* START *

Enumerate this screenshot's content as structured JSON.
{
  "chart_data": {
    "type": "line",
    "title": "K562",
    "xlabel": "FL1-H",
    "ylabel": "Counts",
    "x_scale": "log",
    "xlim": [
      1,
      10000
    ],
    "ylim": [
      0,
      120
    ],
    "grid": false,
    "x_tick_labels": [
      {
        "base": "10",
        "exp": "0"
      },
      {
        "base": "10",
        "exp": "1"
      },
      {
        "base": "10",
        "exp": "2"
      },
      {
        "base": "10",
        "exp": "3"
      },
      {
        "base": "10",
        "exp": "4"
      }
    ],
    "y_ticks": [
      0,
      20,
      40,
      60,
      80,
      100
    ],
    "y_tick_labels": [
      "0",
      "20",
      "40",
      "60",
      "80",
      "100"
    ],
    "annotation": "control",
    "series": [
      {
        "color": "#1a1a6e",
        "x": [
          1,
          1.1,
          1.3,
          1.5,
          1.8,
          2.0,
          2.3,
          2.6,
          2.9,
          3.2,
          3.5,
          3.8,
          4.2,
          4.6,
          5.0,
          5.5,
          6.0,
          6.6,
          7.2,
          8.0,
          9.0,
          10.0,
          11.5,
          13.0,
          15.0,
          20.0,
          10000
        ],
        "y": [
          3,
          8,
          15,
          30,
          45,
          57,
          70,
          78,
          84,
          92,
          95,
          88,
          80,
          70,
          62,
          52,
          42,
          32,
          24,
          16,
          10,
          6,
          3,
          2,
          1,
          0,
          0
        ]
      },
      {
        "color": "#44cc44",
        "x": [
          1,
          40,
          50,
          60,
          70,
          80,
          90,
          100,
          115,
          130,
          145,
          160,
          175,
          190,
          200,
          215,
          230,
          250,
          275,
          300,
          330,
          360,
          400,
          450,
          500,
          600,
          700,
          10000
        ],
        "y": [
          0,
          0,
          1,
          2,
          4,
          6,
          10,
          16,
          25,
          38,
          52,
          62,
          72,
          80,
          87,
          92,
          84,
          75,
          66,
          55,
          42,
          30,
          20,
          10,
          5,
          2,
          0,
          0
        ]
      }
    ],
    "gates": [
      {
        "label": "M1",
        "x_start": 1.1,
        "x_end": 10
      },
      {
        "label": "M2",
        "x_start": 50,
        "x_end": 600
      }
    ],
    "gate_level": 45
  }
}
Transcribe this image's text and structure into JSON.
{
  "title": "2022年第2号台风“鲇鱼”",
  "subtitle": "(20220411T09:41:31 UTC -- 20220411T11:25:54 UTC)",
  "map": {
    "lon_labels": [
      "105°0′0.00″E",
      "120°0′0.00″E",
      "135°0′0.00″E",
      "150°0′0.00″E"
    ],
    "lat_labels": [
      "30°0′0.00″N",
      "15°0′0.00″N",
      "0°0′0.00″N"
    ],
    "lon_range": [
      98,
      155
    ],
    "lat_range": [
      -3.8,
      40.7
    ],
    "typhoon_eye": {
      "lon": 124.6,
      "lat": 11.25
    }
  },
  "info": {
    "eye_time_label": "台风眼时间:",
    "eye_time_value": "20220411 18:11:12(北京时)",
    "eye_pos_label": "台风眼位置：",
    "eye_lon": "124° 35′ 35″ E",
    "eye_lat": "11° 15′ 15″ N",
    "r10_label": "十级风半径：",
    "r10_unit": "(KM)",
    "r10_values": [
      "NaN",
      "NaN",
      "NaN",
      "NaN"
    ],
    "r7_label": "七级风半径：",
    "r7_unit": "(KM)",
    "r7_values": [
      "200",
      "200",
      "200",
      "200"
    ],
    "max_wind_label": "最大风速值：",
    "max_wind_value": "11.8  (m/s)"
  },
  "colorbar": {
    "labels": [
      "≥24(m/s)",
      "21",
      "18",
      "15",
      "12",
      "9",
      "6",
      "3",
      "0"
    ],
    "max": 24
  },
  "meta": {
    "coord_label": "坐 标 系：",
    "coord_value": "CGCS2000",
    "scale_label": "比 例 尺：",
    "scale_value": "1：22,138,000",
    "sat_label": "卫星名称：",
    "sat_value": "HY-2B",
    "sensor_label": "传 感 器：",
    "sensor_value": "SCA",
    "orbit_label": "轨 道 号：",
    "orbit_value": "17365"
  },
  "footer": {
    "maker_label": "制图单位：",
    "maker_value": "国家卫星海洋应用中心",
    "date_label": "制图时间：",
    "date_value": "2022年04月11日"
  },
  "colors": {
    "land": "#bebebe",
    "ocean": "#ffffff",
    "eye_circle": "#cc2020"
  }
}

* END *

- Work to complete -
Each record must be repeated exactly as it is.

- Solution for this task -
Enumerate this screenshot's content as structured JSON.
{
  "chart_data": {
    "type": "line",
    "title": "K562",
    "xlabel": "FL1-H",
    "ylabel": "Counts",
    "x_scale": "log",
    "xlim": [
      1,
      10000
    ],
    "ylim": [
      0,
      120
    ],
    "grid": false,
    "x_tick_labels": [
      {
        "base": "10",
        "exp": "0"
      },
      {
        "base": "10",
        "exp": "1"
      },
      {
        "base": "10",
        "exp": "2"
      },
      {
        "base": "10",
        "exp": "3"
      },
      {
        "base": "10",
        "exp": "4"
      }
    ],
    "y_ticks": [
      0,
      20,
      40,
      60,
      80,
      100
    ],
    "y_tick_labels": [
      "0",
      "20",
      "40",
      "60",
      "80",
      "100"
    ],
    "annotation": "control",
    "series": [
      {
        "color": "#1a1a6e",
        "x": [
          1,
          1.1,
          1.3,
          1.5,
          1.8,
          2.0,
          2.3,
          2.6,
          2.9,
          3.2,
          3.5,
          3.8,
          4.2,
          4.6,
          5.0,
          5.5,
          6.0,
          6.6,
          7.2,
          8.0,
          9.0,
          10.0,
          11.5,
          13.0,
          15.0,
          20.0,
          10000
        ],
        "y": [
          3,
          8,
          15,
          30,
          45,
          57,
          70,
          78,
          84,
          92,
          95,
          88,
          80,
          70,
          62,
          52,
          42,
          32,
          24,
          16,
          10,
          6,
          3,
          2,
          1,
          0,
          0
        ]
      },
      {
        "color": "#44cc44",
        "x": [
          1,
          40,
          50,
          60,
          70,
          80,
          90,
          100,
          115,
          130,
          145,
          160,
          175,
          190,
          200,
          215,
          230,
          250,
          275,
          300,
          330,
          360,
          400,
          450,
          500,
          600,
          700,
          10000
        ],
        "y": [
          0,
          0,
          1,
          2,
          4,
          6,
          10,
          16,
          25,
          38,
          52,
          62,
          72,
          80,
          87,
          92,
          84,
          75,
          66,
          55,
          42,
          30,
          20,
          10,
          5,
          2,
          0,
          0
        ]
      }
    ],
    "gates": [
      {
        "label": "M1",
        "x_start": 1.1,
        "x_end": 10
      },
      {
        "label": "M2",
        "x_start": 50,
        "x_end": 600
      }
    ],
    "gate_level": 45
  }
}
Transcribe this image's text and structure into JSON.
{
  "title": "2022年第2号台风“鲇鱼”",
  "subtitle": "(20220411T09:41:31 UTC -- 20220411T11:25:54 UTC)",
  "map": {
    "lon_labels": [
      "105°0′0.00″E",
      "120°0′0.00″E",
      "135°0′0.00″E",
      "150°0′0.00″E"
    ],
    "lat_labels": [
      "30°0′0.00″N",
      "15°0′0.00″N",
      "0°0′0.00″N"
    ],
    "lon_range": [
      98,
      155
    ],
    "lat_range": [
      -3.8,
      40.7
    ],
    "typhoon_eye": {
      "lon": 124.6,
      "lat": 11.25
    }
  },
  "info": {
    "eye_time_label": "台风眼时间:",
    "eye_time_value": "20220411 18:11:12(北京时)",
    "eye_pos_label": "台风眼位置：",
    "eye_lon": "124° 35′ 35″ E",
    "eye_lat": "11° 15′ 15″ N",
    "r10_label": "十级风半径：",
    "r10_unit": "(KM)",
    "r10_values": [
      "NaN",
      "NaN",
      "NaN",
      "NaN"
    ],
    "r7_label": "七级风半径：",
    "r7_unit": "(KM)",
    "r7_values": [
      "200",
      "200",
      "200",
      "200"
    ],
    "max_wind_label": "最大风速值：",
    "max_wind_value": "11.8  (m/s)"
  },
  "colorbar": {
    "labels": [
      "≥24(m/s)",
      "21",
      "18",
      "15",
      "12",
      "9",
      "6",
      "3",
      "0"
    ],
    "max": 24
  },
  "meta": {
    "coord_label": "坐 标 系：",
    "coord_value": "CGCS2000",
    "scale_label": "比 例 尺：",
    "scale_value": "1：22,138,000",
    "sat_label": "卫星名称：",
    "sat_value": "HY-2B",
    "sensor_label": "传 感 器：",
    "sensor_value": "SCA",
    "orbit_label": "轨 道 号：",
    "orbit_value": "17365"
  },
  "footer": {
    "maker_label": "制图单位：",
    "maker_value": "国家卫星海洋应用中心",
    "date_label": "制图时间：",
    "date_value": "2022年04月11日"
  },
  "colors": {
    "land": "#bebebe",
    "ocean": "#ffffff",
    "eye_circle": "#cc2020"
  }
}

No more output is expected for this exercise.